Instructions for the task. Look through the lines below and extract any with the word "萬靈演化".

Provided records.
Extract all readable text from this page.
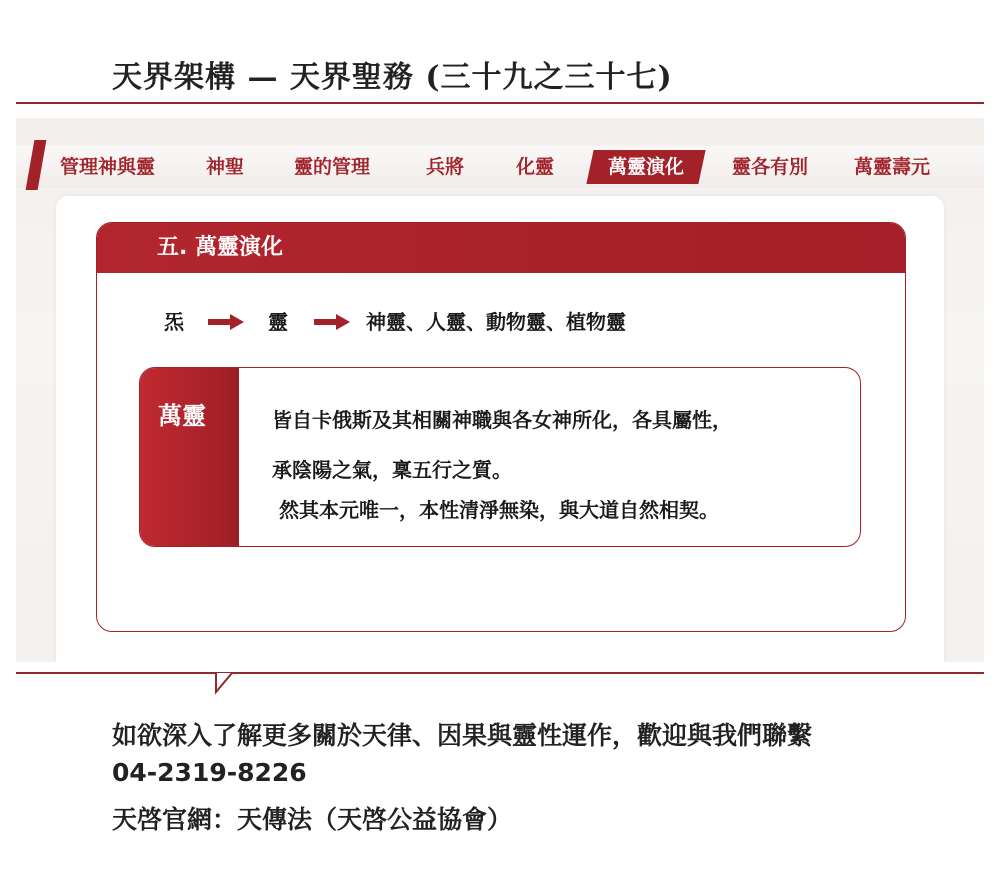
天界架構 — 天界聖務 (三十九之三十七)
管理神與靈	神聖	靈的管理	兵將	化靈	萬靈演化	靈各有別 萬靈壽元
五. 萬靈演化
炁	靈	神靈、人靈、動物靈、植物靈
萬靈	皆自卡俄斯及其相關神職與各女神所化，各具屬性，
承陰陽之氣，稟五行之質。
然其本元唯一，本性清淨無染，與大道自然相契。
如欲深入了解更多關於天律、因果與靈性運作，歡迎與我們聯繫
04-2319-8226
天啓官網：天傳法（天啓公益協會）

Response to the exercise.
管理神與靈	神聖	靈的管理	兵將	化靈	萬靈演化	靈各有別 萬靈壽元
五. 萬靈演化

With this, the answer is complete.